» Materials provided
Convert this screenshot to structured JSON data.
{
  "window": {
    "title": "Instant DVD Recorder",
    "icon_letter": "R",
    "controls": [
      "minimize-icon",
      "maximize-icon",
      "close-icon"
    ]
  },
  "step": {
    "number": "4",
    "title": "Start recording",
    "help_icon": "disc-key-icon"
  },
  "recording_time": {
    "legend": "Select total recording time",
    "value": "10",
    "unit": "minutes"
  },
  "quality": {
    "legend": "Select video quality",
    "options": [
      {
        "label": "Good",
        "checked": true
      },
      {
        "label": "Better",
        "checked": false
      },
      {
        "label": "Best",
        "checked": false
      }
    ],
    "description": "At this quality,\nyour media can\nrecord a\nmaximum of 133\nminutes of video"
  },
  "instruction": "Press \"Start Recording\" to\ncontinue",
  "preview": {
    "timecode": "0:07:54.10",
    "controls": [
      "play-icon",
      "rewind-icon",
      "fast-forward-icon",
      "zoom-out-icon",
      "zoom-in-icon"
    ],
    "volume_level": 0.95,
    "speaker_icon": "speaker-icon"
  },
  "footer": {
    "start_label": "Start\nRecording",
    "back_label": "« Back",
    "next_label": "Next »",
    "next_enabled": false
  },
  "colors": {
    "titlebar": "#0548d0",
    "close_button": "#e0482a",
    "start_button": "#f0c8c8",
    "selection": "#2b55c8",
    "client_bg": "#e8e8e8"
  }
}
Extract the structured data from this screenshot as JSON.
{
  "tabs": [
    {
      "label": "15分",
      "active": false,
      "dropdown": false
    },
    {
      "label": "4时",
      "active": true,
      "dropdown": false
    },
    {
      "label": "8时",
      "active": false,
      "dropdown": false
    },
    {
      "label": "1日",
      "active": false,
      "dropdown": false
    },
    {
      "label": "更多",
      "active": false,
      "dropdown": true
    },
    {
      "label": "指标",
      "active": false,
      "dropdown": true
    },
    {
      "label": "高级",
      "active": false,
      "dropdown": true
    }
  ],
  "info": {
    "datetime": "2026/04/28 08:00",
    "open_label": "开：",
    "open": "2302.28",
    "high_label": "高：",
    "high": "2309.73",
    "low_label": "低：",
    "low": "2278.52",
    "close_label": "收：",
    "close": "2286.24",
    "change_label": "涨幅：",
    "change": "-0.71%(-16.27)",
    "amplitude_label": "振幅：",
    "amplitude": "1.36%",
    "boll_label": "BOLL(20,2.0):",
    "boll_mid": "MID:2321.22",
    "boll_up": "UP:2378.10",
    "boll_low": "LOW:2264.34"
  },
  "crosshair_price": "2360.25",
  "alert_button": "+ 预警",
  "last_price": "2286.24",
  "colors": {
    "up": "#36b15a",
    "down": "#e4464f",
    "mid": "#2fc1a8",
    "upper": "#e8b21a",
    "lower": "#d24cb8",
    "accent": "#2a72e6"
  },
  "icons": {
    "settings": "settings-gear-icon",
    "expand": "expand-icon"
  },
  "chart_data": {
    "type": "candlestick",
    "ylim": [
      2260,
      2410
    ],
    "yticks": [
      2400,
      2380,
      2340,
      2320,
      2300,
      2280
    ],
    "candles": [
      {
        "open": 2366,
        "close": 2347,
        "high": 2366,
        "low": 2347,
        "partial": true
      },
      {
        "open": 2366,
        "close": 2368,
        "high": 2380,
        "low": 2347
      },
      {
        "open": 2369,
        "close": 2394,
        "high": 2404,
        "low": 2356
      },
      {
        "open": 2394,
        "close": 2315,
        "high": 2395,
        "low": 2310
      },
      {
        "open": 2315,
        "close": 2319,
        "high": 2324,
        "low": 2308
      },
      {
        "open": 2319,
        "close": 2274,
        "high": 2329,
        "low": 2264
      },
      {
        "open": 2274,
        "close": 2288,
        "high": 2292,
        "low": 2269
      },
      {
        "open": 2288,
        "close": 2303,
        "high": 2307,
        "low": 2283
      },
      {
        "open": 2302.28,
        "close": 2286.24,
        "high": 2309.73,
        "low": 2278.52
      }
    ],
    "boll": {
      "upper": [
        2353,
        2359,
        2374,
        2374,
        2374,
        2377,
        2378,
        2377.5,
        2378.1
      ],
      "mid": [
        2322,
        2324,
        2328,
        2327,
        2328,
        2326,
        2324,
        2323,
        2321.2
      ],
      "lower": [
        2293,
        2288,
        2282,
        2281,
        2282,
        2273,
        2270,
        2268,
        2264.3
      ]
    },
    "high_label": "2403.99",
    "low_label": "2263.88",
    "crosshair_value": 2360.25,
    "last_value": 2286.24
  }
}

» Instructions for the task
Reproduce the records above exactly as they appear.

» Solution for this exercise
Convert this screenshot to structured JSON data.
{
  "window": {
    "title": "Instant DVD Recorder",
    "icon_letter": "R",
    "controls": [
      "minimize-icon",
      "maximize-icon",
      "close-icon"
    ]
  },
  "step": {
    "number": "4",
    "title": "Start recording",
    "help_icon": "disc-key-icon"
  },
  "recording_time": {
    "legend": "Select total recording time",
    "value": "10",
    "unit": "minutes"
  },
  "quality": {
    "legend": "Select video quality",
    "options": [
      {
        "label": "Good",
        "checked": true
      },
      {
        "label": "Better",
        "checked": false
      },
      {
        "label": "Best",
        "checked": false
      }
    ],
    "description": "At this quality,\nyour media can\nrecord a\nmaximum of 133\nminutes of video"
  },
  "instruction": "Press \"Start Recording\" to\ncontinue",
  "preview": {
    "timecode": "0:07:54.10",
    "controls": [
      "play-icon",
      "rewind-icon",
      "fast-forward-icon",
      "zoom-out-icon",
      "zoom-in-icon"
    ],
    "volume_level": 0.95,
    "speaker_icon": "speaker-icon"
  },
  "footer": {
    "start_label": "Start\nRecording",
    "back_label": "« Back",
    "next_label": "Next »",
    "next_enabled": false
  },
  "colors": {
    "titlebar": "#0548d0",
    "close_button": "#e0482a",
    "start_button": "#f0c8c8",
    "selection": "#2b55c8",
    "client_bg": "#e8e8e8"
  }
}
Extract the structured data from this screenshot as JSON.
{
  "tabs": [
    {
      "label": "15分",
      "active": false,
      "dropdown": false
    },
    {
      "label": "4时",
      "active": true,
      "dropdown": false
    },
    {
      "label": "8时",
      "active": false,
      "dropdown": false
    },
    {
      "label": "1日",
      "active": false,
      "dropdown": false
    },
    {
      "label": "更多",
      "active": false,
      "dropdown": true
    },
    {
      "label": "指标",
      "active": false,
      "dropdown": true
    },
    {
      "label": "高级",
      "active": false,
      "dropdown": true
    }
  ],
  "info": {
    "datetime": "2026/04/28 08:00",
    "open_label": "开：",
    "open": "2302.28",
    "high_label": "高：",
    "high": "2309.73",
    "low_label": "低：",
    "low": "2278.52",
    "close_label": "收：",
    "close": "2286.24",
    "change_label": "涨幅：",
    "change": "-0.71%(-16.27)",
    "amplitude_label": "振幅：",
    "amplitude": "1.36%",
    "boll_label": "BOLL(20,2.0):",
    "boll_mid": "MID:2321.22",
    "boll_up": "UP:2378.10",
    "boll_low": "LOW:2264.34"
  },
  "crosshair_price": "2360.25",
  "alert_button": "+ 预警",
  "last_price": "2286.24",
  "colors": {
    "up": "#36b15a",
    "down": "#e4464f",
    "mid": "#2fc1a8",
    "upper": "#e8b21a",
    "lower": "#d24cb8",
    "accent": "#2a72e6"
  },
  "icons": {
    "settings": "settings-gear-icon",
    "expand": "expand-icon"
  },
  "chart_data": {
    "type": "candlestick",
    "ylim": [
      2260,
      2410
    ],
    "yticks": [
      2400,
      2380,
      2340,
      2320,
      2300,
      2280
    ],
    "candles": [
      {
        "open": 2366,
        "close": 2347,
        "high": 2366,
        "low": 2347,
        "partial": true
      },
      {
        "open": 2366,
        "close": 2368,
        "high": 2380,
        "low": 2347
      },
      {
        "open": 2369,
        "close": 2394,
        "high": 2404,
        "low": 2356
      },
      {
        "open": 2394,
        "close": 2315,
        "high": 2395,
        "low": 2310
      },
      {
        "open": 2315,
        "close": 2319,
        "high": 2324,
        "low": 2308
      },
      {
        "open": 2319,
        "close": 2274,
        "high": 2329,
        "low": 2264
      },
      {
        "open": 2274,
        "close": 2288,
        "high": 2292,
        "low": 2269
      },
      {
        "open": 2288,
        "close": 2303,
        "high": 2307,
        "low": 2283
      },
      {
        "open": 2302.28,
        "close": 2286.24,
        "high": 2309.73,
        "low": 2278.52
      }
    ],
    "boll": {
      "upper": [
        2353,
        2359,
        2374,
        2374,
        2374,
        2377,
        2378,
        2377.5,
        2378.1
      ],
      "mid": [
        2322,
        2324,
        2328,
        2327,
        2328,
        2326,
        2324,
        2323,
        2321.2
      ],
      "lower": [
        2293,
        2288,
        2282,
        2281,
        2282,
        2273,
        2270,
        2268,
        2264.3
      ]
    },
    "high_label": "2403.99",
    "low_label": "2263.88",
    "crosshair_value": 2360.25,
    "last_value": 2286.24
  }
}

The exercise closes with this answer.